* SHORT PROBLEM:
Write out every single entry exactly.
** start of EXTRACTED MATERIAL **
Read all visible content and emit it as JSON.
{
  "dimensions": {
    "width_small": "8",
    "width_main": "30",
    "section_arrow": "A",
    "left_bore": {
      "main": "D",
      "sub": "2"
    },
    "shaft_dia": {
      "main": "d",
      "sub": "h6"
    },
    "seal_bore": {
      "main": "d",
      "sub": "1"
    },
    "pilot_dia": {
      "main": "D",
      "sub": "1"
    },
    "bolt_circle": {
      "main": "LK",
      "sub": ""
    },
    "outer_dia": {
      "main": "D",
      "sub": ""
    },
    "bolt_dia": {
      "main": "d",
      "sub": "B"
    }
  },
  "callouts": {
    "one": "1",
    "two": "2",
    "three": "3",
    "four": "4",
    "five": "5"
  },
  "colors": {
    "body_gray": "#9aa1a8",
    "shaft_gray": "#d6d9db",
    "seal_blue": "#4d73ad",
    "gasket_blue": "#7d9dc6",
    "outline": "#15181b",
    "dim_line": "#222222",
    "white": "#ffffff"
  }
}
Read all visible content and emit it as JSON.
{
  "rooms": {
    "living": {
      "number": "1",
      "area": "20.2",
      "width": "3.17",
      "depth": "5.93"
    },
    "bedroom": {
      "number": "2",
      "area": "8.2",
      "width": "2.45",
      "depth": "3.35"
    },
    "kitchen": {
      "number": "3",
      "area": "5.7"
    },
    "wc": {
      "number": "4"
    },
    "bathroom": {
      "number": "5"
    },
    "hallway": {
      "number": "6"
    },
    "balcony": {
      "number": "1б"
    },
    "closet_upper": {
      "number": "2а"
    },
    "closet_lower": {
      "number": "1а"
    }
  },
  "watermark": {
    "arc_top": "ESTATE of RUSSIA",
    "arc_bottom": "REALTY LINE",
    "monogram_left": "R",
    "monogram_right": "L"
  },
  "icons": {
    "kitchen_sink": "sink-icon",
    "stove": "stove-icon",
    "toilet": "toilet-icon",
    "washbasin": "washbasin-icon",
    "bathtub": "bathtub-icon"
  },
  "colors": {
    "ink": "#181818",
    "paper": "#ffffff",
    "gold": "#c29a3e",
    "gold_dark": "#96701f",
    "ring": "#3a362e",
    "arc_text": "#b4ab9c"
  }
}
** end of EXTRACTED MATERIAL **
* CORRECT OUTPUT:
Read all visible content and emit it as JSON.
{
  "dimensions": {
    "width_small": "8",
    "width_main": "30",
    "section_arrow": "A",
    "left_bore": {
      "main": "D",
      "sub": "2"
    },
    "shaft_dia": {
      "main": "d",
      "sub": "h6"
    },
    "seal_bore": {
      "main": "d",
      "sub": "1"
    },
    "pilot_dia": {
      "main": "D",
      "sub": "1"
    },
    "bolt_circle": {
      "main": "LK",
      "sub": ""
    },
    "outer_dia": {
      "main": "D",
      "sub": ""
    },
    "bolt_dia": {
      "main": "d",
      "sub": "B"
    }
  },
  "callouts": {
    "one": "1",
    "two": "2",
    "three": "3",
    "four": "4",
    "five": "5"
  },
  "colors": {
    "body_gray": "#9aa1a8",
    "shaft_gray": "#d6d9db",
    "seal_blue": "#4d73ad",
    "gasket_blue": "#7d9dc6",
    "outline": "#15181b",
    "dim_line": "#222222",
    "white": "#ffffff"
  }
}
Read all visible content and emit it as JSON.
{
  "rooms": {
    "living": {
      "number": "1",
      "area": "20.2",
      "width": "3.17",
      "depth": "5.93"
    },
    "bedroom": {
      "number": "2",
      "area": "8.2",
      "width": "2.45",
      "depth": "3.35"
    },
    "kitchen": {
      "number": "3",
      "area": "5.7"
    },
    "wc": {
      "number": "4"
    },
    "bathroom": {
      "number": "5"
    },
    "hallway": {
      "number": "6"
    },
    "balcony": {
      "number": "1б"
    },
    "closet_upper": {
      "number": "2а"
    },
    "closet_lower": {
      "number": "1а"
    }
  },
  "watermark": {
    "arc_top": "ESTATE of RUSSIA",
    "arc_bottom": "REALTY LINE",
    "monogram_left": "R",
    "monogram_right": "L"
  },
  "icons": {
    "kitchen_sink": "sink-icon",
    "stove": "stove-icon",
    "toilet": "toilet-icon",
    "washbasin": "washbasin-icon",
    "bathtub": "bathtub-icon"
  },
  "colors": {
    "ink": "#181818",
    "paper": "#ffffff",
    "gold": "#c29a3e",
    "gold_dark": "#96701f",
    "ring": "#3a362e",
    "arc_text": "#b4ab9c"
  }
}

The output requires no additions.